__TASKS TO PERFORM__
A – In the passage on IT governance software, how many people did Booz Allen Hamilton's IT department have in 2000?
B – Pick up the passage on IT governance software after its last sentence and keep writing it.

__TEXT__
····················
If you're salivating to run such applications, don't jump in just yet. It may seem counterintuitive that software designed to optimize IT is useful only if IT is already running itself efficiently. But according to El-Gabri, these programs are mostly good at aggregating reports and automating existing processes. "PPM is 90 percent service methodology and 10 percent software," she says. As with virtually any enterprise software, baking inefficient processes into applications simply institutionalizes ineffectiveness, so IT has to get its own shop into order first.
Booz Allen Hamilton Inc. CIO George Tillmann, a former management advisor himself, hired his company's own consultants to help his team hone its internal practices. Like many, Tillmann's optimization efforts were driven by the need for staff efficiency, since this company of 13,000 went from an IT department of 235 in 2000 to 186 today. Once that work was done, Tillmann was then ready to install Kintana Inc.'s IT governance software. "You can't use a tool to replace bad practices," Tillmann says flatly.
····················
__RECORD LIST__
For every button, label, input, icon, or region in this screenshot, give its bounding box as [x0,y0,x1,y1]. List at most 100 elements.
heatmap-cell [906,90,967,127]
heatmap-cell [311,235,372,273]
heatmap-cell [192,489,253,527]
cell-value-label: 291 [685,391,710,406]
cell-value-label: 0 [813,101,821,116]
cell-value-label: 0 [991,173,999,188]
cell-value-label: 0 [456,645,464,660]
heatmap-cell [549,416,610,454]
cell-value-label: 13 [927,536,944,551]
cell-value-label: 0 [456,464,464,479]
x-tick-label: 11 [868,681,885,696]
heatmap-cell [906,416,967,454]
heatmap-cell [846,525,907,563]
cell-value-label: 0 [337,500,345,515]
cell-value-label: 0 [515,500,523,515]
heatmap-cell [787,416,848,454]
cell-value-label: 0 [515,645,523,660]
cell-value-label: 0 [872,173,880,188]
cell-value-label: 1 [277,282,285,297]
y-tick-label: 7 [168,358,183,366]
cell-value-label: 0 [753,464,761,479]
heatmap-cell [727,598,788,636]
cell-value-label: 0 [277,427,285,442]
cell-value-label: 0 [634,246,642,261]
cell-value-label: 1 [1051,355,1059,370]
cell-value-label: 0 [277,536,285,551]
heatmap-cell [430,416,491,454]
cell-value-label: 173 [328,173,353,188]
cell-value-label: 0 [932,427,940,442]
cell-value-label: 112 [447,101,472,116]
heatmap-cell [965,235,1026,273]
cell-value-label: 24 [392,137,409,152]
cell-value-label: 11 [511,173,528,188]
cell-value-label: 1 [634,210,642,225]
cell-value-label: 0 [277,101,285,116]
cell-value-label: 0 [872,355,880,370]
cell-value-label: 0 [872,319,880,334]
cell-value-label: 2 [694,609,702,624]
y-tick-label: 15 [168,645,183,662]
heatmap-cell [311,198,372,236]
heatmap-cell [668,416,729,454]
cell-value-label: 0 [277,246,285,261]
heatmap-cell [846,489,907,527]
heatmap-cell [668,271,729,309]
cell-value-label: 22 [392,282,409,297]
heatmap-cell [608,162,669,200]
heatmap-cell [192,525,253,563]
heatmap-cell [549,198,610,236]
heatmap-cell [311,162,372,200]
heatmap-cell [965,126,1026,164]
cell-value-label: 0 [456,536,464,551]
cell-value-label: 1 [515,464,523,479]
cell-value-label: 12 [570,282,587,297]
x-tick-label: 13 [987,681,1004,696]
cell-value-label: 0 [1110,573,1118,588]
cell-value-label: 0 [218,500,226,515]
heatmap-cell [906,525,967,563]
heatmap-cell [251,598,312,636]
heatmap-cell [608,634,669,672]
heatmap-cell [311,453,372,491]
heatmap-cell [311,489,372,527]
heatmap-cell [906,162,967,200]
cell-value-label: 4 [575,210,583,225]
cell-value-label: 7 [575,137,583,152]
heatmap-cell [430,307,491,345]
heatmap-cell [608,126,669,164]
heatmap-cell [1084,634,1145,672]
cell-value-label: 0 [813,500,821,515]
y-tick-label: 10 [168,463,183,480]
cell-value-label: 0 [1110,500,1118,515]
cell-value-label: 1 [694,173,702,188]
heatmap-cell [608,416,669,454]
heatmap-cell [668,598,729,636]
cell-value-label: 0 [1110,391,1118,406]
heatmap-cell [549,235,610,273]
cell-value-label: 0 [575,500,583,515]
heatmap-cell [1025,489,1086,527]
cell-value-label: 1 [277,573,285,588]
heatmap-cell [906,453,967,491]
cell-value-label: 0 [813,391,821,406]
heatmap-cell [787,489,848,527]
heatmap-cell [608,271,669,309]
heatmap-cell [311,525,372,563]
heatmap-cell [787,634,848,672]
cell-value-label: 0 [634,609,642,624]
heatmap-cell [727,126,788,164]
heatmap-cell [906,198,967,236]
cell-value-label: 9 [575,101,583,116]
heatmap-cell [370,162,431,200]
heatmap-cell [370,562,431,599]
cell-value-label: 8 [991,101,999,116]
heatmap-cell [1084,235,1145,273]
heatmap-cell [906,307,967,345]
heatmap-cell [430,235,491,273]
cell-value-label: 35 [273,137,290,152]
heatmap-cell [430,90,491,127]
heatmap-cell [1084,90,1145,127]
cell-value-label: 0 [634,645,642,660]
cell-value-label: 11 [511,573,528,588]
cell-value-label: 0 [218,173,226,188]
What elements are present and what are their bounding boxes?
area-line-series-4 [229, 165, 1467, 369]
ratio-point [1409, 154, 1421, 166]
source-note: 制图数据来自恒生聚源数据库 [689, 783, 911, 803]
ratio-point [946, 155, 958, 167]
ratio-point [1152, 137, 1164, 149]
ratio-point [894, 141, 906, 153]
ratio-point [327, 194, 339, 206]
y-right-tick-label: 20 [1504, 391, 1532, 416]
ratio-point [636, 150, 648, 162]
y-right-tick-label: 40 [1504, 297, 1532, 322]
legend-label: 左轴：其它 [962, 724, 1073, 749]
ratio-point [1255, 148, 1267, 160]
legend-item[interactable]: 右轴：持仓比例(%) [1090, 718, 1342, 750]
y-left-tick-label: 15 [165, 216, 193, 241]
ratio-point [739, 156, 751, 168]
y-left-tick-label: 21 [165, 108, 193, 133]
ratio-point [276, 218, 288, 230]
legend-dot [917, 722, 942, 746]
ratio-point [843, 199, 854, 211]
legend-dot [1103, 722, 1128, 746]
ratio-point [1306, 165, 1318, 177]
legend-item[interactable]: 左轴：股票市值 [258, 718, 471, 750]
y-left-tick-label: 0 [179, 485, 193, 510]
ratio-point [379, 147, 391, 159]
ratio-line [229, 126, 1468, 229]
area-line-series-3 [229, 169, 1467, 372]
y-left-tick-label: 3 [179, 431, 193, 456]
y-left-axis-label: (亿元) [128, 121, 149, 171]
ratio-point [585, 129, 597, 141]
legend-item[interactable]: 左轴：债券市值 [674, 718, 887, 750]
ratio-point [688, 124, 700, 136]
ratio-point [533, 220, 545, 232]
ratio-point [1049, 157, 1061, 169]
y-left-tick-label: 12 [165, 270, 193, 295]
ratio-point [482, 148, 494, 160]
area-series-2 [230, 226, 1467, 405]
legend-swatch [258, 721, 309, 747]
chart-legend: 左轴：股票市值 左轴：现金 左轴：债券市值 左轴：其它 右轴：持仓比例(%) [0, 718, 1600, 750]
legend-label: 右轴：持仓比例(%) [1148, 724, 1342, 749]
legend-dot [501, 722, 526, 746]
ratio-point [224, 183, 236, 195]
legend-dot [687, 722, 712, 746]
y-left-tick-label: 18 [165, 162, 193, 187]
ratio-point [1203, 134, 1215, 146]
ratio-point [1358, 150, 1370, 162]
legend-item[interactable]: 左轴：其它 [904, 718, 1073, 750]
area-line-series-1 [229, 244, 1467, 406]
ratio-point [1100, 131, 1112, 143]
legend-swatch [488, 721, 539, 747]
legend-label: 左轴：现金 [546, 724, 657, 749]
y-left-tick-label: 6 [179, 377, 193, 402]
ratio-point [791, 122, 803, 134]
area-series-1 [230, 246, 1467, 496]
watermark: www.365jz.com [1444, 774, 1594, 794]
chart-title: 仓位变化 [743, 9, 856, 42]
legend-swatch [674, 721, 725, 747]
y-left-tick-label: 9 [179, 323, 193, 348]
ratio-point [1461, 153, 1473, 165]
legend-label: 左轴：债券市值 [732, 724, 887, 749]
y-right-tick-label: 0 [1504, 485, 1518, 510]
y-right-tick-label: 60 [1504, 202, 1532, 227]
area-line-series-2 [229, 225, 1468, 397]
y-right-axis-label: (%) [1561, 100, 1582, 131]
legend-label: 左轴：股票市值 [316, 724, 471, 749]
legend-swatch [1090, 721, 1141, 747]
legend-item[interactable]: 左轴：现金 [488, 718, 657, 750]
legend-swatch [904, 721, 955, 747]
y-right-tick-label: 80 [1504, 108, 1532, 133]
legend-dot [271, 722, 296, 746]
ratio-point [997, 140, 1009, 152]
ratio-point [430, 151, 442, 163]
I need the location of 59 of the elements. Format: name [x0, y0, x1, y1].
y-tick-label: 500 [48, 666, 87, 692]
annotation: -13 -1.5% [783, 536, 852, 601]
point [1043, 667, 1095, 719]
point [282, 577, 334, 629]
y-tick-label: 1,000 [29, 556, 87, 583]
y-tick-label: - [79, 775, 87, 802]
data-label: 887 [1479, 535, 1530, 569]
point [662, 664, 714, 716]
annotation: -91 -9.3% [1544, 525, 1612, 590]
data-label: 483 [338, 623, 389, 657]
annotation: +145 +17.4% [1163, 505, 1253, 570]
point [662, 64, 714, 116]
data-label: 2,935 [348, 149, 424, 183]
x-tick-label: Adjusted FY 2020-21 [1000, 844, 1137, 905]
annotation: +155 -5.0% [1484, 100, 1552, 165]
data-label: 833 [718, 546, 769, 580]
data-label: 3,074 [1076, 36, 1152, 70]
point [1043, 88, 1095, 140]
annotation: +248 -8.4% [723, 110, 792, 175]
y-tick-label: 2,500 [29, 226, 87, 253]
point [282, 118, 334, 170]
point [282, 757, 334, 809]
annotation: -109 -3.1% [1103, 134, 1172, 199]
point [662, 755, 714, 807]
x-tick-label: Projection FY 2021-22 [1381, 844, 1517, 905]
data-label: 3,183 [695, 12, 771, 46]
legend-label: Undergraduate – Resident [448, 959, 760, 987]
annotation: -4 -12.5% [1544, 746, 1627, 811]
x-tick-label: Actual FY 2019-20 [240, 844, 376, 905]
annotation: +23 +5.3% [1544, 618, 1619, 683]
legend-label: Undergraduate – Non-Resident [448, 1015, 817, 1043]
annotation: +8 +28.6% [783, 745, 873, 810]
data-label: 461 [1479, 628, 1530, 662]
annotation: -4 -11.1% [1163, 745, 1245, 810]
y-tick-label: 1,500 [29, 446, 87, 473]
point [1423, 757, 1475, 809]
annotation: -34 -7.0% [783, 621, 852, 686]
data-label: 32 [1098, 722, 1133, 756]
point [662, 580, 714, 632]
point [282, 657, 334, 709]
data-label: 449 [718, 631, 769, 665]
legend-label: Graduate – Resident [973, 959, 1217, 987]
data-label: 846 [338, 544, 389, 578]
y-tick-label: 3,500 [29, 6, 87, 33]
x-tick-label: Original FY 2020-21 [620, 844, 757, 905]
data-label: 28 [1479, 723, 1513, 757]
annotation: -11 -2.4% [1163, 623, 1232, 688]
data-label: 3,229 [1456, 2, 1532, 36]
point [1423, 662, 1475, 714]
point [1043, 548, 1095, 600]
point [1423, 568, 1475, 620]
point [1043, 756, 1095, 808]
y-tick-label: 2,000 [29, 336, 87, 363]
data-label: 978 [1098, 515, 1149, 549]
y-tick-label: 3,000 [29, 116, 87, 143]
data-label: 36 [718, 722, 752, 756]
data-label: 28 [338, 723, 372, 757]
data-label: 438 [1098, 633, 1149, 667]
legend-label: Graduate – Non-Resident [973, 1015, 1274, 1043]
····················
__ANSWERS PER TASK__
A – 235

B –
Still, like other executives overseeing critical corporate functions, CIOs will ultimately benefit from the ability of such applications to provide an up-to-date overview of operations. "I definitely see us evolving toward an executive dashboard with information bubbling up to decision-makers, so they have more information at their fingertips," says Reliant Energy's Barlow. "We're moving from more of a reactive mode to more of a planned mode." Gartner's El-Gabri thinks that's a good thing. "The IT department is the last untouched and unoptimized branch within the organization," she says.
Ask Your Project Office Professionals:
How efficient do we feel our project management practices are?
Tell Your Top Staff:
Figure out where our greatest pain points are, and see if applications can help ease the pain.
Tell It Software Vendors:
We're going to need some hard ROI numbers to justify any software investment.